## Set exercise
Please print the lines of the listing below without any changes, starting at its first line and stopping after the line that contains "text-line: тези изпечени".

[Stored records]
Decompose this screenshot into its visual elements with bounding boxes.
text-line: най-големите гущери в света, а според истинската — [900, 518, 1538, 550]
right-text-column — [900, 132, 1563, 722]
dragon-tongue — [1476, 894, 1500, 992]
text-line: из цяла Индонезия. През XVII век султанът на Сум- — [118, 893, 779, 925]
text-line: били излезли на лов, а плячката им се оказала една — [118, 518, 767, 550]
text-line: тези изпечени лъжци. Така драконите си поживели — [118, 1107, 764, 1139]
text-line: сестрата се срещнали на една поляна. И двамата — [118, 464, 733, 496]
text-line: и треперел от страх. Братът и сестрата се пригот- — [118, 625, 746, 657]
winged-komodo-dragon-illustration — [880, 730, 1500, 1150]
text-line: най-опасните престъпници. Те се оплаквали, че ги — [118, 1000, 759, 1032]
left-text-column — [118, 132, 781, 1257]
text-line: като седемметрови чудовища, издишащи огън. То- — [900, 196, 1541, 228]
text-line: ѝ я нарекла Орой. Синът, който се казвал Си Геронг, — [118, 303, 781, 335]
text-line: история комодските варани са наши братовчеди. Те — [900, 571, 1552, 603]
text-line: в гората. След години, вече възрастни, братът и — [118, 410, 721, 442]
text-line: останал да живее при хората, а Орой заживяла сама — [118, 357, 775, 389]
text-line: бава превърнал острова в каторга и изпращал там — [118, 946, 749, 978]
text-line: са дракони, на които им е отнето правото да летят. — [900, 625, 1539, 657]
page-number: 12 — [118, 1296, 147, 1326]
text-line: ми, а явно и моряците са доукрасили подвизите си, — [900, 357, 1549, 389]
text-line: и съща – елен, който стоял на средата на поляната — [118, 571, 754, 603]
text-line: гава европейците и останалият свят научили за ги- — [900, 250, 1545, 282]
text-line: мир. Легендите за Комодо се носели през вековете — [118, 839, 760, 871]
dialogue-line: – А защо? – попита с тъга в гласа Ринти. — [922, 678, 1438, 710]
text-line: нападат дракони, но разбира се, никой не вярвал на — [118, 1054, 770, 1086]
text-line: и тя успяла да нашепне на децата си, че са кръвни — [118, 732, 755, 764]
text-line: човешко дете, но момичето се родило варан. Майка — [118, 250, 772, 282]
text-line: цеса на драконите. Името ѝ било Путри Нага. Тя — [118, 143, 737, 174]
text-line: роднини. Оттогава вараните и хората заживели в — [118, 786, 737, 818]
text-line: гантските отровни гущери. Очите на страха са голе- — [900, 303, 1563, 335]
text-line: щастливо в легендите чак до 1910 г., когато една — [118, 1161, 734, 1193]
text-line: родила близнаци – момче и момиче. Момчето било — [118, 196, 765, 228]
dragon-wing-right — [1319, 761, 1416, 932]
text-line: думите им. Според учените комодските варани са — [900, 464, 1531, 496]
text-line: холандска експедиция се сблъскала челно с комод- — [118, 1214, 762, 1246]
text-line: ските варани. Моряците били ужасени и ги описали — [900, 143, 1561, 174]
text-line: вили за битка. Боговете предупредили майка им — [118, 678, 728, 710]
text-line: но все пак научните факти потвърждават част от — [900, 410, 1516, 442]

## Output below
Decompose this screenshot into its visual elements with bounding boxes.
text-line: най-големите гущери в света, а според истинската — [900, 518, 1538, 550]
right-text-column — [900, 132, 1563, 722]
dragon-tongue — [1476, 894, 1500, 992]
text-line: из цяла Индонезия. През XVII век султанът на Сум- — [118, 893, 779, 925]
text-line: били излезли на лов, а плячката им се оказала една — [118, 518, 767, 550]
text-line: тези изпечени лъжци. Така драконите си поживели — [118, 1107, 764, 1139]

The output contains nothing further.